Another new attractant is called Ladybug Lure. It includes a chemical that simulates the scent of aphids, attracting ladybird beetles and several other types of beneficial insects that feed on aphids and other pests.
If you can't find these products in a nursery, write to Peaceful Valley Farm Supply, Box 2209, Grass Valley, CA 95945, or call (916) 272-4769.
MEET THE FORGOTTEN POLLINATORS
With honeybees declining throughout North America, which creatures will do their job? Stephen Buchmann at the Arizona-Sonora Desert Museum in Tucson says, "Within 100 miles of here, you can find more than 1,000 kinds of pollinating birds, bats, and insects, including a huge variety of leafcutter, mason, carpenter, cactus, and digger bees." These are the forgotten pollinators: essential creatures whose work often goes unnoticed.

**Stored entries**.
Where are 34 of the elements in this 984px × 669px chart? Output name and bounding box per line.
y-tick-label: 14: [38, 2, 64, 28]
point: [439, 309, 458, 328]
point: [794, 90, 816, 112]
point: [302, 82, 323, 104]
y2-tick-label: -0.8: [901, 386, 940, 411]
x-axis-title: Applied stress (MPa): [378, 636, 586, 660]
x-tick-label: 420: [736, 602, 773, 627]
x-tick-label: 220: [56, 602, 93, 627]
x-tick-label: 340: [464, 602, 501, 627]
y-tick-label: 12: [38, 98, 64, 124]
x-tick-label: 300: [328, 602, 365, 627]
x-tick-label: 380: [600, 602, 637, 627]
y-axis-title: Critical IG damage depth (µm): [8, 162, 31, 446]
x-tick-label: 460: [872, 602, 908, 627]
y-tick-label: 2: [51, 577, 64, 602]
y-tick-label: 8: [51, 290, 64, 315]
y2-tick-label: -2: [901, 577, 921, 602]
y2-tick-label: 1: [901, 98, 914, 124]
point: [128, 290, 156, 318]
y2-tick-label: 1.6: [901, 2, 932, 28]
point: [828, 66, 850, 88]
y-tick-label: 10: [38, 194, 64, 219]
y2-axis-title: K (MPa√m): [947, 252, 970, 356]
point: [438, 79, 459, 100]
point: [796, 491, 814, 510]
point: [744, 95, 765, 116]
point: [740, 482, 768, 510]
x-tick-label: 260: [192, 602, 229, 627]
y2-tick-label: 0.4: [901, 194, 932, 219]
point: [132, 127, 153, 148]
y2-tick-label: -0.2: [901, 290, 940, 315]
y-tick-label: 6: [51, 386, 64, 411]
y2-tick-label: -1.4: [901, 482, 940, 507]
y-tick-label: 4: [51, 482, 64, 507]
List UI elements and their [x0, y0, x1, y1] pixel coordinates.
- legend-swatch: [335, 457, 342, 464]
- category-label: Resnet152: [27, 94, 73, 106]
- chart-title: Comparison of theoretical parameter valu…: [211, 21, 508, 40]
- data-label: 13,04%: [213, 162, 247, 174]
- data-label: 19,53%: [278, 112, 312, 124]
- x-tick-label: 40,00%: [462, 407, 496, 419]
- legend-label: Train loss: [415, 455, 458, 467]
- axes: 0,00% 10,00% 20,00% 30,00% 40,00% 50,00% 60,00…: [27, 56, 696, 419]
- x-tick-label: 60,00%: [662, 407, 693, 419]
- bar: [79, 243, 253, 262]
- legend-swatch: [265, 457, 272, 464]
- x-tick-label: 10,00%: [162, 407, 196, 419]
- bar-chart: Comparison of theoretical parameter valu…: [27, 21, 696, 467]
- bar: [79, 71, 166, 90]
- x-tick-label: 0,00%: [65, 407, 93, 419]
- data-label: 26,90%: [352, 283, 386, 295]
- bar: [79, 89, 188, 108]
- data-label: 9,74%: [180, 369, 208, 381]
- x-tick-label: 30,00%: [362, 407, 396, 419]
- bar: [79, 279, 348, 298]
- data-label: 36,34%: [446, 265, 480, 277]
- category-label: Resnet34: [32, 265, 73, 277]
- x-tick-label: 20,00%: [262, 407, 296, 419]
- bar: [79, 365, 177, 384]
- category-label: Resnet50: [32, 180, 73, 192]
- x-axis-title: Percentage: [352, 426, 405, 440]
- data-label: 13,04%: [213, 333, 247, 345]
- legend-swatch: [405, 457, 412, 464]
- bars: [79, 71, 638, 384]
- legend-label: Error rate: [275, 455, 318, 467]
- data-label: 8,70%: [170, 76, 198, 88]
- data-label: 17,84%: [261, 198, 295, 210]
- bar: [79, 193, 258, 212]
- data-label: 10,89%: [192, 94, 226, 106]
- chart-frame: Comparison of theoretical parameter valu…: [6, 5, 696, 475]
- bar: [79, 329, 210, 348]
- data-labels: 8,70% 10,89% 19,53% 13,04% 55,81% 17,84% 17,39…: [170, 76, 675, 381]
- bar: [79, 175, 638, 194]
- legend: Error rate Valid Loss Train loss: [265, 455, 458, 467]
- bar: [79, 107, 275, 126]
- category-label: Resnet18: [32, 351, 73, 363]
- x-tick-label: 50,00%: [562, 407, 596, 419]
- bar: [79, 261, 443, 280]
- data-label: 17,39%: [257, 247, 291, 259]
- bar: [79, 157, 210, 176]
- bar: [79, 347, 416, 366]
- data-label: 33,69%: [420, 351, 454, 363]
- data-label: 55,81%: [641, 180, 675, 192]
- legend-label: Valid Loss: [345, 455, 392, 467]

**Work request**.
Proceed with the passage on beneficial insects and pollinators, continuing it after its last sentence. The data is separate material and is not part of the passage.

**Response**.
To see them at work and learn how to attract them to your garden, visit the museum's Pollination Gardens. The yucca garden, butterfly garden, and hummingbird garden-aviary are open during regular hours. The new nocturnal garden, open Saturday evenings, is where hawkmoths do their work; see them after mid-June. The museum (2021 N. Kinney Rd.; 520/883-2702) is open 7:30 to 6 daily, until 10 P.M. Saturdays June through October. Admission costs $8.95.
Even if you aren't able to visit the museum, you can follow Buchmann's advice to attract pollinators to your own garden.
* Install bee nests.
* Stop using all pesticides, especially acephate, carbaryl, diazinon, malathion, and synthetic pyrethroids.
* Plant part of your landscape with native wildflowers, shrubs, and trees that bloom throughout the year.
* Make a puddle that insects can visit to draw water and salt. Overhead watering or row irrigation normally provides this; if you have drip irrigation, aim one emitter or spray head at open ground.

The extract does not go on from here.